**Required task**
How many lines in the items below contain the string "page"? Case matters, and give only the number.

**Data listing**
- - -

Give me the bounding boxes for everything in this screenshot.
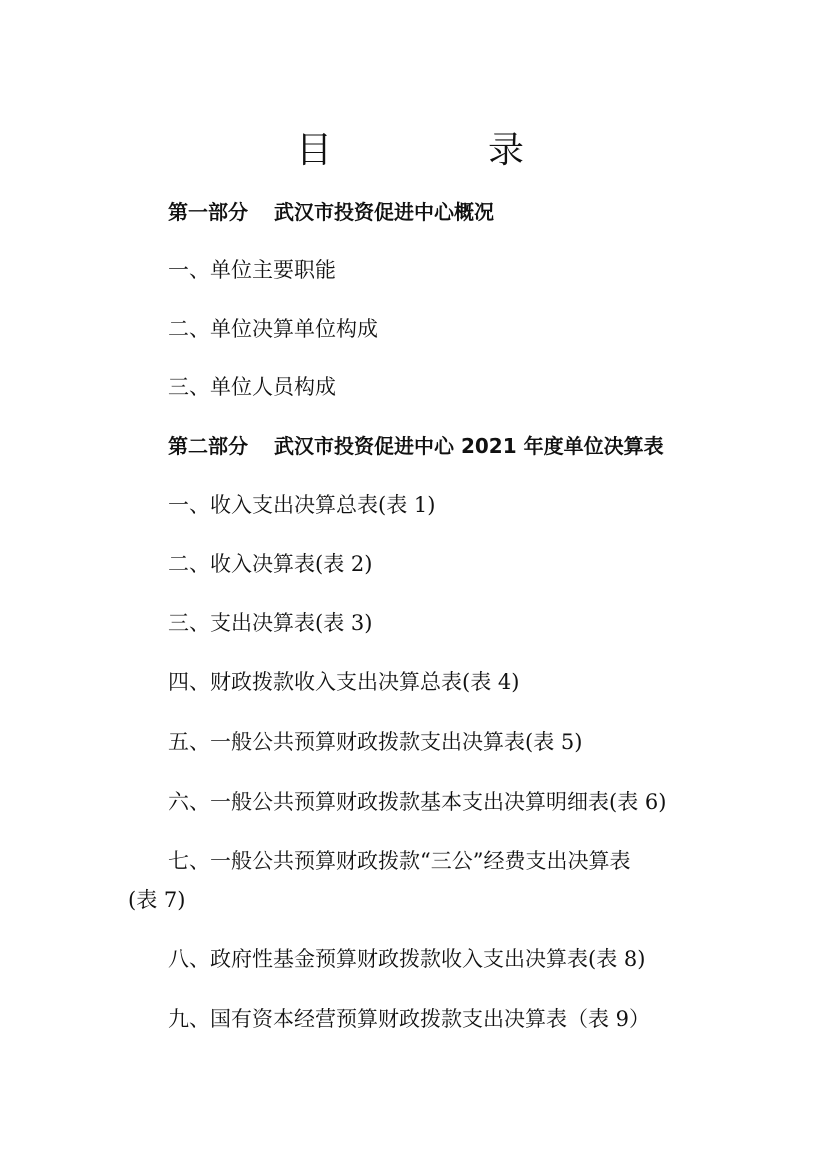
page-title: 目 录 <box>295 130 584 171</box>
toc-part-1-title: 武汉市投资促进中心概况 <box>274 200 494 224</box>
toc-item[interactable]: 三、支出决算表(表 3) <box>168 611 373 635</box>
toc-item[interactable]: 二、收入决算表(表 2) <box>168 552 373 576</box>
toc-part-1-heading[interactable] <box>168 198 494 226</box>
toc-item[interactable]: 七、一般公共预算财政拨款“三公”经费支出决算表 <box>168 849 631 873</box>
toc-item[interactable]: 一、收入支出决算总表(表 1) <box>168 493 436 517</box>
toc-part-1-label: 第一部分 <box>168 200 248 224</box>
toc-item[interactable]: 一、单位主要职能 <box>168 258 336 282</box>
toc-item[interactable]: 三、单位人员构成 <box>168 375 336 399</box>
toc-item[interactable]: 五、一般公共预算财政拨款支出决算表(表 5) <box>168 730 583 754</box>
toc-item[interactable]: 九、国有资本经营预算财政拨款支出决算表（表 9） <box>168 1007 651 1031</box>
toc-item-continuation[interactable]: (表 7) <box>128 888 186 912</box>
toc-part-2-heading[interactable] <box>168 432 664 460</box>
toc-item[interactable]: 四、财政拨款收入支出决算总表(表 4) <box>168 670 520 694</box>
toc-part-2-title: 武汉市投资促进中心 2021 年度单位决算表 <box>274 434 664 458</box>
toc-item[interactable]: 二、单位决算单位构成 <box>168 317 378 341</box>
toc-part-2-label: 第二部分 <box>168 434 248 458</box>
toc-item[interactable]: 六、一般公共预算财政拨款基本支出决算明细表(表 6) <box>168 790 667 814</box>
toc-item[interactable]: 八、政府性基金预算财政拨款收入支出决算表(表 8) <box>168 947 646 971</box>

- - -

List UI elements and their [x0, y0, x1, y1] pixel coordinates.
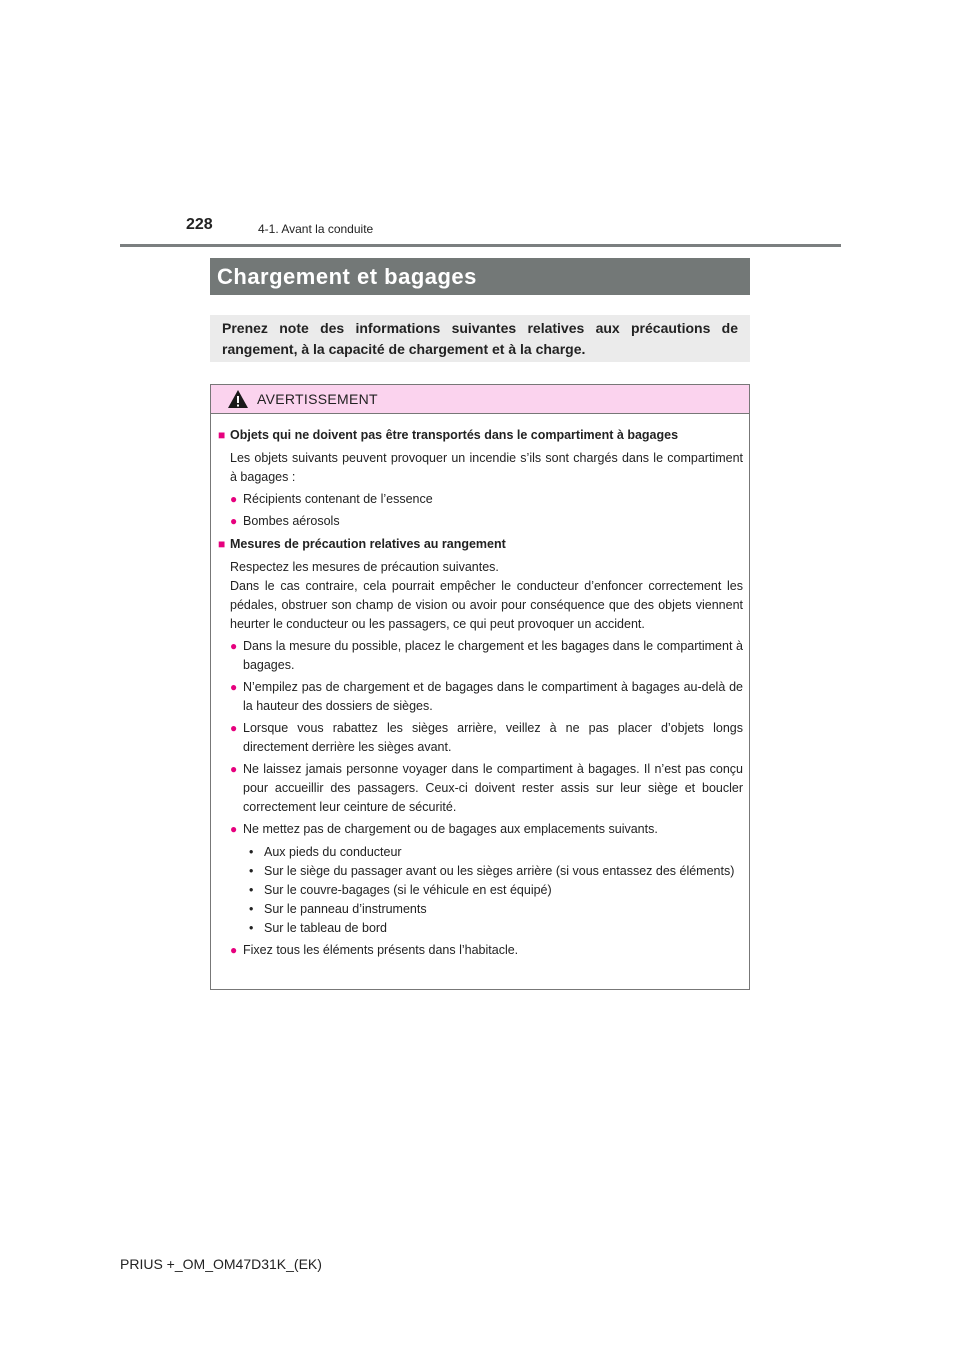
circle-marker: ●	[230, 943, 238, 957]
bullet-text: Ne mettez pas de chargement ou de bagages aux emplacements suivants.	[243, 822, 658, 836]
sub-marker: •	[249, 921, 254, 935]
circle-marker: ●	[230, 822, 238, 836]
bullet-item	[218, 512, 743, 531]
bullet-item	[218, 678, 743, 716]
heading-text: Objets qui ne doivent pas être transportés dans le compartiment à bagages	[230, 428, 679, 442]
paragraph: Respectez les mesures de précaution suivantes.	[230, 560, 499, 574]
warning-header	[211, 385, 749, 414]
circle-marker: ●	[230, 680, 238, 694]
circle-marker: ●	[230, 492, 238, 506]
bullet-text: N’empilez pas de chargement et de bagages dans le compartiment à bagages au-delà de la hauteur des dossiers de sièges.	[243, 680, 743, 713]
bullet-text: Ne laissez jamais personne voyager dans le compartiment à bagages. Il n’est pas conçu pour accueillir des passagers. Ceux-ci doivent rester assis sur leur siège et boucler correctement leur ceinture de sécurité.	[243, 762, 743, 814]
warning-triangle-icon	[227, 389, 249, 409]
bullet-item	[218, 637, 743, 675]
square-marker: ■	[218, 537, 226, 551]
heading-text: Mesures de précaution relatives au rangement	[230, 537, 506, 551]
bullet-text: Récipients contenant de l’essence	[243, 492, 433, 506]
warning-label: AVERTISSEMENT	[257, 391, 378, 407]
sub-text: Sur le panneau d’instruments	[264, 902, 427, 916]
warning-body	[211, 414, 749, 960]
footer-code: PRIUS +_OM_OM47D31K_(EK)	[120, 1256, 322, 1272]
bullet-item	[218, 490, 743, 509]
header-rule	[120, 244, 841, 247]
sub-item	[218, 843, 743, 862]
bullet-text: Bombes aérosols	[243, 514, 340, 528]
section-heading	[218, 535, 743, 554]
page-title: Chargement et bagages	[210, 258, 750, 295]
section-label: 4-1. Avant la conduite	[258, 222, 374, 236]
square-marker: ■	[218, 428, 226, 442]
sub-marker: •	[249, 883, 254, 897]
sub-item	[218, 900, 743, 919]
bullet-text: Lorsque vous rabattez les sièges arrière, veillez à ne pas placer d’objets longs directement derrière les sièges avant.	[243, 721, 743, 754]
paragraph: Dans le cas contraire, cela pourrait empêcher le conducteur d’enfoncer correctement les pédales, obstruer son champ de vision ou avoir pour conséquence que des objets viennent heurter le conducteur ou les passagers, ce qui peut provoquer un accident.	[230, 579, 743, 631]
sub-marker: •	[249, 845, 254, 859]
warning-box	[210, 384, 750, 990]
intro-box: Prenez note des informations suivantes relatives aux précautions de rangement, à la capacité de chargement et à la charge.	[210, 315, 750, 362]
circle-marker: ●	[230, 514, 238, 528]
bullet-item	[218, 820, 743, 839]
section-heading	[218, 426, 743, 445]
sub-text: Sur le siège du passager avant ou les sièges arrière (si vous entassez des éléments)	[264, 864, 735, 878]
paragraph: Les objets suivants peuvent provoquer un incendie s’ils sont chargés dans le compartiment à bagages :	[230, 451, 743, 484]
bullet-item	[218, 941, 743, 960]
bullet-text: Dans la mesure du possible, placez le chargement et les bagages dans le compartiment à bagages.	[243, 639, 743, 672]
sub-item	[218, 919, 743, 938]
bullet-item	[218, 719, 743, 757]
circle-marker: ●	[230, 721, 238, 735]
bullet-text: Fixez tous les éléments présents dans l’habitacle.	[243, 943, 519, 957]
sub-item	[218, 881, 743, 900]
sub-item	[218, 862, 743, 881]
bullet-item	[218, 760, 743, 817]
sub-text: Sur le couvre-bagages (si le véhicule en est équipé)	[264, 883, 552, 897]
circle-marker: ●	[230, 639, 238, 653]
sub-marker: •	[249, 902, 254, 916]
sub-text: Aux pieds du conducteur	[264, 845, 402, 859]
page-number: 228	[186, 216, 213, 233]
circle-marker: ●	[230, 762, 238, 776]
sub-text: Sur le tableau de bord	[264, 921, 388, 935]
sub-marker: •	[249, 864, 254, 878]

- - -

**Result of this task**
3